*STATED GOAL*: Please print the full listing exactly.

*STORED RECORDS*:
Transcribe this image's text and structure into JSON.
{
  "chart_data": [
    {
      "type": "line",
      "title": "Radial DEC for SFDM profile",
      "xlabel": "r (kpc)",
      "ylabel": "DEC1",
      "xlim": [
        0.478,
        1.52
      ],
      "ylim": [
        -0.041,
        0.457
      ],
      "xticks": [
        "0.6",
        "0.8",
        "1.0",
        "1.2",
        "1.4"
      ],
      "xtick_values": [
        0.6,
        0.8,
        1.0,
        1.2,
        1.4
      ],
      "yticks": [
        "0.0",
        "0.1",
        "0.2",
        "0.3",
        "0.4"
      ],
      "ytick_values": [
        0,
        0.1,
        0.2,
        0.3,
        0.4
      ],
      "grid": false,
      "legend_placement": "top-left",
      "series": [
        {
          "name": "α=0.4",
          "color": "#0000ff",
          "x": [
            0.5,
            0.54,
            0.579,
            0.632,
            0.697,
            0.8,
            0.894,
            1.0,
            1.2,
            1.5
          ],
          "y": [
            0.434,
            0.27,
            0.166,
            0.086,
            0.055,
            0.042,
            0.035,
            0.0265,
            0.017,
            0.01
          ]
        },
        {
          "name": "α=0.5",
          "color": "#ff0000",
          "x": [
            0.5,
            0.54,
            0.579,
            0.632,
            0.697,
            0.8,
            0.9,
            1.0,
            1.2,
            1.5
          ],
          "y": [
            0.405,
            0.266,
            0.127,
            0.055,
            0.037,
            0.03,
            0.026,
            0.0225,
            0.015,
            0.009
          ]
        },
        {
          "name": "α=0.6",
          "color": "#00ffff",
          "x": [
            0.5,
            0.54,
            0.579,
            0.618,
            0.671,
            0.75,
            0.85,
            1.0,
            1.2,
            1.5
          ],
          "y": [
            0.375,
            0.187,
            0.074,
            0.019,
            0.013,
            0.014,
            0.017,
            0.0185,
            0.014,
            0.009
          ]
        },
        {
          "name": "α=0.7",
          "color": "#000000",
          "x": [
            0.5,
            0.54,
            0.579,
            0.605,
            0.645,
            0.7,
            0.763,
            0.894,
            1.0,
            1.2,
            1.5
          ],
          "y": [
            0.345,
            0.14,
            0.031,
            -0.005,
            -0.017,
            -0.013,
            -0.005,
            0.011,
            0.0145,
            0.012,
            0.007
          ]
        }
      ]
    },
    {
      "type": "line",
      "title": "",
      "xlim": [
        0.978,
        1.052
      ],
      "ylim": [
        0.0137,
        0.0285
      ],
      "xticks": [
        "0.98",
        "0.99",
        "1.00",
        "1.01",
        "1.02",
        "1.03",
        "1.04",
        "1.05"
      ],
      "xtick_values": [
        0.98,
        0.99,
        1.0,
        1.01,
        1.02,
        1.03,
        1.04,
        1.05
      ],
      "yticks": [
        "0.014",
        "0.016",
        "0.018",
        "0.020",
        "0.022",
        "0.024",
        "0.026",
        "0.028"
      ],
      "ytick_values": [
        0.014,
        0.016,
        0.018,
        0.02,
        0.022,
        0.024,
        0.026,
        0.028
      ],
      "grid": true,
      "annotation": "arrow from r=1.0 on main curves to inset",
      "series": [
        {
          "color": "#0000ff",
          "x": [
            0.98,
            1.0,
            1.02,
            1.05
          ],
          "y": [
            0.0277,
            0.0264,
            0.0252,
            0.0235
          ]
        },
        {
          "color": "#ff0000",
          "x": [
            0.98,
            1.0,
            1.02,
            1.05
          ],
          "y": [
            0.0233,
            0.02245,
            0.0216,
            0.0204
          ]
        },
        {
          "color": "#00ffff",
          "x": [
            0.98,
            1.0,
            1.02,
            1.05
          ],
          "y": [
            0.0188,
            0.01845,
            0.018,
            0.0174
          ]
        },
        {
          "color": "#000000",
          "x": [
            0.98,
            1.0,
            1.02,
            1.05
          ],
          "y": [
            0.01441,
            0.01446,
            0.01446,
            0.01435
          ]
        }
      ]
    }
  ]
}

*WRITTEN ANSWER*:
Transcribe this image's text and structure into JSON.
{
  "chart_data": [
    {
      "type": "line",
      "title": "Radial DEC for SFDM profile",
      "xlabel": "r (kpc)",
      "ylabel": "DEC1",
      "xlim": [
        0.478,
        1.52
      ],
      "ylim": [
        -0.041,
        0.457
      ],
      "xticks": [
        "0.6",
        "0.8",
        "1.0",
        "1.2",
        "1.4"
      ],
      "xtick_values": [
        0.6,
        0.8,
        1.0,
        1.2,
        1.4
      ],
      "yticks": [
        "0.0",
        "0.1",
        "0.2",
        "0.3",
        "0.4"
      ],
      "ytick_values": [
        0,
        0.1,
        0.2,
        0.3,
        0.4
      ],
      "grid": false,
      "legend_placement": "top-left",
      "series": [
        {
          "name": "α=0.4",
          "color": "#0000ff",
          "x": [
            0.5,
            0.54,
            0.579,
            0.632,
            0.697,
            0.8,
            0.894,
            1.0,
            1.2,
            1.5
          ],
          "y": [
            0.434,
            0.27,
            0.166,
            0.086,
            0.055,
            0.042,
            0.035,
            0.0265,
            0.017,
            0.01
          ]
        },
        {
          "name": "α=0.5",
          "color": "#ff0000",
          "x": [
            0.5,
            0.54,
            0.579,
            0.632,
            0.697,
            0.8,
            0.9,
            1.0,
            1.2,
            1.5
          ],
          "y": [
            0.405,
            0.266,
            0.127,
            0.055,
            0.037,
            0.03,
            0.026,
            0.0225,
            0.015,
            0.009
          ]
        },
        {
          "name": "α=0.6",
          "color": "#00ffff",
          "x": [
            0.5,
            0.54,
            0.579,
            0.618,
            0.671,
            0.75,
            0.85,
            1.0,
            1.2,
            1.5
          ],
          "y": [
            0.375,
            0.187,
            0.074,
            0.019,
            0.013,
            0.014,
            0.017,
            0.0185,
            0.014,
            0.009
          ]
        },
        {
          "name": "α=0.7",
          "color": "#000000",
          "x": [
            0.5,
            0.54,
            0.579,
            0.605,
            0.645,
            0.7,
            0.763,
            0.894,
            1.0,
            1.2,
            1.5
          ],
          "y": [
            0.345,
            0.14,
            0.031,
            -0.005,
            -0.017,
            -0.013,
            -0.005,
            0.011,
            0.0145,
            0.012,
            0.007
          ]
        }
      ]
    },
    {
      "type": "line",
      "title": "",
      "xlim": [
        0.978,
        1.052
      ],
      "ylim": [
        0.0137,
        0.0285
      ],
      "xticks": [
        "0.98",
        "0.99",
        "1.00",
        "1.01",
        "1.02",
        "1.03",
        "1.04",
        "1.05"
      ],
      "xtick_values": [
        0.98,
        0.99,
        1.0,
        1.01,
        1.02,
        1.03,
        1.04,
        1.05
      ],
      "yticks": [
        "0.014",
        "0.016",
        "0.018",
        "0.020",
        "0.022",
        "0.024",
        "0.026",
        "0.028"
      ],
      "ytick_values": [
        0.014,
        0.016,
        0.018,
        0.02,
        0.022,
        0.024,
        0.026,
        0.028
      ],
      "grid": true,
      "annotation": "arrow from r=1.0 on main curves to inset",
      "series": [
        {
          "color": "#0000ff",
          "x": [
            0.98,
            1.0,
            1.02,
            1.05
          ],
          "y": [
            0.0277,
            0.0264,
            0.0252,
            0.0235
          ]
        },
        {
          "color": "#ff0000",
          "x": [
            0.98,
            1.0,
            1.02,
            1.05
          ],
          "y": [
            0.0233,
            0.02245,
            0.0216,
            0.0204
          ]
        },
        {
          "color": "#00ffff",
          "x": [
            0.98,
            1.0,
            1.02,
            1.05
          ],
          "y": [
            0.0188,
            0.01845,
            0.018,
            0.0174
          ]
        },
        {
          "color": "#000000",
          "x": [
            0.98,
            1.0,
            1.02,
            1.05
          ],
          "y": [
            0.01441,
            0.01446,
            0.01446,
            0.01435
          ]
        }
      ]
    }
  ]
}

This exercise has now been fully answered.